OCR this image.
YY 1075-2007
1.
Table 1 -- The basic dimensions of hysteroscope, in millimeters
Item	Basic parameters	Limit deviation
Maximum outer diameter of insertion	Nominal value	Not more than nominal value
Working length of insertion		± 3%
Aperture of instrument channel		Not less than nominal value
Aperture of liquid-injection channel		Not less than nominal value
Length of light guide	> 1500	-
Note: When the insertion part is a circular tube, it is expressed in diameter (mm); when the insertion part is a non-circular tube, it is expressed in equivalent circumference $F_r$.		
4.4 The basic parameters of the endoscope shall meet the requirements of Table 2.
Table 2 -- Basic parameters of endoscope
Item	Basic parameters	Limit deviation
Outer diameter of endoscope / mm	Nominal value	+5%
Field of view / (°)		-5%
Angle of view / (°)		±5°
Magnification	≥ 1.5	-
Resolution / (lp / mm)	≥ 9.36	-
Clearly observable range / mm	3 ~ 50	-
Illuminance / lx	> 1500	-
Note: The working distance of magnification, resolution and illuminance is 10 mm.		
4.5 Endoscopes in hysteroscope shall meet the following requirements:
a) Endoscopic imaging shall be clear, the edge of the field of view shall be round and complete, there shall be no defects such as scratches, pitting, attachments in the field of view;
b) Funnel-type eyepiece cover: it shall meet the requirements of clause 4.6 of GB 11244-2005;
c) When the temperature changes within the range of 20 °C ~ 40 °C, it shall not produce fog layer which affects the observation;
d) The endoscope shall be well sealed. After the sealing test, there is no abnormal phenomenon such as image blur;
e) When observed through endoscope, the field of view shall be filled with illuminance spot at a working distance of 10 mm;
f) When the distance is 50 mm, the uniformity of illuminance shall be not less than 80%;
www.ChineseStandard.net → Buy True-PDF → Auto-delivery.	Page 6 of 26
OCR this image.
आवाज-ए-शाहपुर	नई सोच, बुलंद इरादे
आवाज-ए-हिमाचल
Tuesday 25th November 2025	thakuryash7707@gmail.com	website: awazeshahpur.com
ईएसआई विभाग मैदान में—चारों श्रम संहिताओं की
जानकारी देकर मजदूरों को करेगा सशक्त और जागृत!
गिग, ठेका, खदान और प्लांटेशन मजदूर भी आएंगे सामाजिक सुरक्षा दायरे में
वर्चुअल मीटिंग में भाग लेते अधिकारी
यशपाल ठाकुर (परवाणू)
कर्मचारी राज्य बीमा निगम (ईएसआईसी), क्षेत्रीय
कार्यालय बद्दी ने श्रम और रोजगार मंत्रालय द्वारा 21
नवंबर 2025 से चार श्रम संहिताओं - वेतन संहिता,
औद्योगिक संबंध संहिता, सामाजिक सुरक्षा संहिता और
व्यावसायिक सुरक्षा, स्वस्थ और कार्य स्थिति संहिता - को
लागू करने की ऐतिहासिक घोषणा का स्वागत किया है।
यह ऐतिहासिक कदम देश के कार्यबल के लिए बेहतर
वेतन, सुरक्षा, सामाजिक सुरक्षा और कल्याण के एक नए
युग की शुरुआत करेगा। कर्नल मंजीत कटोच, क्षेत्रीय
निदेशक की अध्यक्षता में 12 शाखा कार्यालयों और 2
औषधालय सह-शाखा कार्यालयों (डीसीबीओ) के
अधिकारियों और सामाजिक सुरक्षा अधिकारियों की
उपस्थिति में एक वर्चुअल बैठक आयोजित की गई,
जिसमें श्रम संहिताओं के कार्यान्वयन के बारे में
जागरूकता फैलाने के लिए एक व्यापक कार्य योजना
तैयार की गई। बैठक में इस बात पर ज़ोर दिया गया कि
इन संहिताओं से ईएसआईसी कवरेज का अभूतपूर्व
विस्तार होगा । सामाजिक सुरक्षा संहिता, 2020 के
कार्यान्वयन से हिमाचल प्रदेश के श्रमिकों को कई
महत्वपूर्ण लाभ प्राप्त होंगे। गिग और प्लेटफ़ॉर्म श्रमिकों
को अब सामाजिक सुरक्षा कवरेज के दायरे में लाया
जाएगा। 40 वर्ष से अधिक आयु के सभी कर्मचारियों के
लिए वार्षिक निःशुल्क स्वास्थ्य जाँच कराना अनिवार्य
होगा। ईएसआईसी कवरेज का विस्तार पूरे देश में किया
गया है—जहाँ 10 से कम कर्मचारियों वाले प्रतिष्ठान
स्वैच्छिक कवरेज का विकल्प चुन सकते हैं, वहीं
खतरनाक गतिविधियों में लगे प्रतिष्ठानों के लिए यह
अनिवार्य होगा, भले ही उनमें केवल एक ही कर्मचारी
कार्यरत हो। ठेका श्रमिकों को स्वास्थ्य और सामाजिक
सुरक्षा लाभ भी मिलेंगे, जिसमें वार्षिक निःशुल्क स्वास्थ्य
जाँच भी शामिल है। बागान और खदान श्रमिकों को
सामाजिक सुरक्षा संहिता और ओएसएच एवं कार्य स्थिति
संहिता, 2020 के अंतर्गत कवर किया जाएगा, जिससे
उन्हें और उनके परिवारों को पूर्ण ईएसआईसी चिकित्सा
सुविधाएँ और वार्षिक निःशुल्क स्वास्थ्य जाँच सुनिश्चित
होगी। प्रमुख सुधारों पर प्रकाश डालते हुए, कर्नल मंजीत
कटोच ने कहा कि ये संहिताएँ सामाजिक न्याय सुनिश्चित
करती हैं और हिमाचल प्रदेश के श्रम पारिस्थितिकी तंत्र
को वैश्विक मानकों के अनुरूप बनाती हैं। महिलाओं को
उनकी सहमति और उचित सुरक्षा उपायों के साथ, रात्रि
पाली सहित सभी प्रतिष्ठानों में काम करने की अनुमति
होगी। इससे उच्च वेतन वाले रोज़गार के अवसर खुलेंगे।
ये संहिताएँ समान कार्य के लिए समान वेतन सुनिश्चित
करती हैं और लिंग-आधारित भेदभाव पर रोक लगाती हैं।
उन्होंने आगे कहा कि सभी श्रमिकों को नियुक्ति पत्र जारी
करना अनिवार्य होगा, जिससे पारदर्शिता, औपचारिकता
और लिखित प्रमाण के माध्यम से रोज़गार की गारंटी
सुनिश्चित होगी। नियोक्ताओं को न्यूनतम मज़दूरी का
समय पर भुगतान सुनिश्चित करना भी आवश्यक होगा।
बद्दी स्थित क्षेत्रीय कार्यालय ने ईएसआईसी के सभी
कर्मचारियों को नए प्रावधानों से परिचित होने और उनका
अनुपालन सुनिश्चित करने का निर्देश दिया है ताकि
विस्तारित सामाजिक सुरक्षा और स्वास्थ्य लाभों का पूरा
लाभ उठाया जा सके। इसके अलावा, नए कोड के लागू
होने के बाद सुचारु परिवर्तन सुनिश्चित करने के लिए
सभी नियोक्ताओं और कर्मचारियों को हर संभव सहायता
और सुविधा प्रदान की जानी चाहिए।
__________________________________________________
• [EXERCISE OBJECTIVE]
Set out the complete listing exactly as shown.

• [OUTPUT]
OCR this image.
YY 1075-2007
1.
Table 1 -- The basic dimensions of hysteroscope, in millimeters
Item	Basic parameters	Limit deviation
Maximum outer diameter of insertion	Nominal value	Not more than nominal value
Working length of insertion		± 3%
Aperture of instrument channel		Not less than nominal value
Aperture of liquid-injection channel		Not less than nominal value
Length of light guide	> 1500	-
Note: When the insertion part is a circular tube, it is expressed in diameter (mm); when the insertion part is a non-circular tube, it is expressed in equivalent circumference $F_r$.		
4.4 The basic parameters of the endoscope shall meet the requirements of Table 2.
Table 2 -- Basic parameters of endoscope
Item	Basic parameters	Limit deviation
Outer diameter of endoscope / mm	Nominal value	+5%
Field of view / (°)		-5%
Angle of view / (°)		±5°
Magnification	≥ 1.5	-
Resolution / (lp / mm)	≥ 9.36	-
Clearly observable range / mm	3 ~ 50	-
Illuminance / lx	> 1500	-
Note: The working distance of magnification, resolution and illuminance is 10 mm.		
4.5 Endoscopes in hysteroscope shall meet the following requirements:
a) Endoscopic imaging shall be clear, the edge of the field of view shall be round and complete, there shall be no defects such as scratches, pitting, attachments in the field of view;
b) Funnel-type eyepiece cover: it shall meet the requirements of clause 4.6 of GB 11244-2005;
c) When the temperature changes within the range of 20 °C ~ 40 °C, it shall not produce fog layer which affects the observation;
d) The endoscope shall be well sealed. After the sealing test, there is no abnormal phenomenon such as image blur;
e) When observed through endoscope, the field of view shall be filled with illuminance spot at a working distance of 10 mm;
f) When the distance is 50 mm, the uniformity of illuminance shall be not less than 80%;
www.ChineseStandard.net → Buy True-PDF → Auto-delivery.	Page 6 of 26
OCR this image.
आवाज-ए-शाहपुर	नई सोच, बुलंद इरादे
आवाज-ए-हिमाचल
Tuesday 25th November 2025	thakuryash7707@gmail.com	website: awazeshahpur.com
ईएसआई विभाग मैदान में—चारों श्रम संहिताओं की
जानकारी देकर मजदूरों को करेगा सशक्त और जागृत!
गिग, ठेका, खदान और प्लांटेशन मजदूर भी आएंगे सामाजिक सुरक्षा दायरे में
वर्चुअल मीटिंग में भाग लेते अधिकारी
यशपाल ठाकुर (परवाणू)
कर्मचारी राज्य बीमा निगम (ईएसआईसी), क्षेत्रीय
कार्यालय बद्दी ने श्रम और रोजगार मंत्रालय द्वारा 21
नवंबर 2025 से चार श्रम संहिताओं - वेतन संहिता,
औद्योगिक संबंध संहिता, सामाजिक सुरक्षा संहिता और
व्यावसायिक सुरक्षा, स्वस्थ और कार्य स्थिति संहिता - को
लागू करने की ऐतिहासिक घोषणा का स्वागत किया है।
यह ऐतिहासिक कदम देश के कार्यबल के लिए बेहतर
वेतन, सुरक्षा, सामाजिक सुरक्षा और कल्याण के एक नए
युग की शुरुआत करेगा। कर्नल मंजीत कटोच, क्षेत्रीय
निदेशक की अध्यक्षता में 12 शाखा कार्यालयों और 2
औषधालय सह-शाखा कार्यालयों (डीसीबीओ) के
अधिकारियों और सामाजिक सुरक्षा अधिकारियों की
उपस्थिति में एक वर्चुअल बैठक आयोजित की गई,
जिसमें श्रम संहिताओं के कार्यान्वयन के बारे में
जागरूकता फैलाने के लिए एक व्यापक कार्य योजना
तैयार की गई। बैठक में इस बात पर ज़ोर दिया गया कि
इन संहिताओं से ईएसआईसी कवरेज का अभूतपूर्व
विस्तार होगा । सामाजिक सुरक्षा संहिता, 2020 के
कार्यान्वयन से हिमाचल प्रदेश के श्रमिकों को कई
महत्वपूर्ण लाभ प्राप्त होंगे। गिग और प्लेटफ़ॉर्म श्रमिकों
को अब सामाजिक सुरक्षा कवरेज के दायरे में लाया
जाएगा। 40 वर्ष से अधिक आयु के सभी कर्मचारियों के
लिए वार्षिक निःशुल्क स्वास्थ्य जाँच कराना अनिवार्य
होगा। ईएसआईसी कवरेज का विस्तार पूरे देश में किया
गया है—जहाँ 10 से कम कर्मचारियों वाले प्रतिष्ठान
स्वैच्छिक कवरेज का विकल्प चुन सकते हैं, वहीं
खतरनाक गतिविधियों में लगे प्रतिष्ठानों के लिए यह
अनिवार्य होगा, भले ही उनमें केवल एक ही कर्मचारी
कार्यरत हो। ठेका श्रमिकों को स्वास्थ्य और सामाजिक
सुरक्षा लाभ भी मिलेंगे, जिसमें वार्षिक निःशुल्क स्वास्थ्य
जाँच भी शामिल है। बागान और खदान श्रमिकों को
सामाजिक सुरक्षा संहिता और ओएसएच एवं कार्य स्थिति
संहिता, 2020 के अंतर्गत कवर किया जाएगा, जिससे
उन्हें और उनके परिवारों को पूर्ण ईएसआईसी चिकित्सा
सुविधाएँ और वार्षिक निःशुल्क स्वास्थ्य जाँच सुनिश्चित
होगी। प्रमुख सुधारों पर प्रकाश डालते हुए, कर्नल मंजीत
कटोच ने कहा कि ये संहिताएँ सामाजिक न्याय सुनिश्चित
करती हैं और हिमाचल प्रदेश के श्रम पारिस्थितिकी तंत्र
को वैश्विक मानकों के अनुरूप बनाती हैं। महिलाओं को
उनकी सहमति और उचित सुरक्षा उपायों के साथ, रात्रि
पाली सहित सभी प्रतिष्ठानों में काम करने की अनुमति
होगी। इससे उच्च वेतन वाले रोज़गार के अवसर खुलेंगे।
ये संहिताएँ समान कार्य के लिए समान वेतन सुनिश्चित
करती हैं और लिंग-आधारित भेदभाव पर रोक लगाती हैं।
उन्होंने आगे कहा कि सभी श्रमिकों को नियुक्ति पत्र जारी
करना अनिवार्य होगा, जिससे पारदर्शिता, औपचारिकता
और लिखित प्रमाण के माध्यम से रोज़गार की गारंटी
सुनिश्चित होगी। नियोक्ताओं को न्यूनतम मज़दूरी का
समय पर भुगतान सुनिश्चित करना भी आवश्यक होगा।
बद्दी स्थित क्षेत्रीय कार्यालय ने ईएसआईसी के सभी
कर्मचारियों को नए प्रावधानों से परिचित होने और उनका
अनुपालन सुनिश्चित करने का निर्देश दिया है ताकि
विस्तारित सामाजिक सुरक्षा और स्वास्थ्य लाभों का पूरा
लाभ उठाया जा सके। इसके अलावा, नए कोड के लागू
होने के बाद सुचारु परिवर्तन सुनिश्चित करने के लिए
सभी नियोक्ताओं और कर्मचारियों को हर संभव सहायता
और सुविधा प्रदान की जानी चाहिए।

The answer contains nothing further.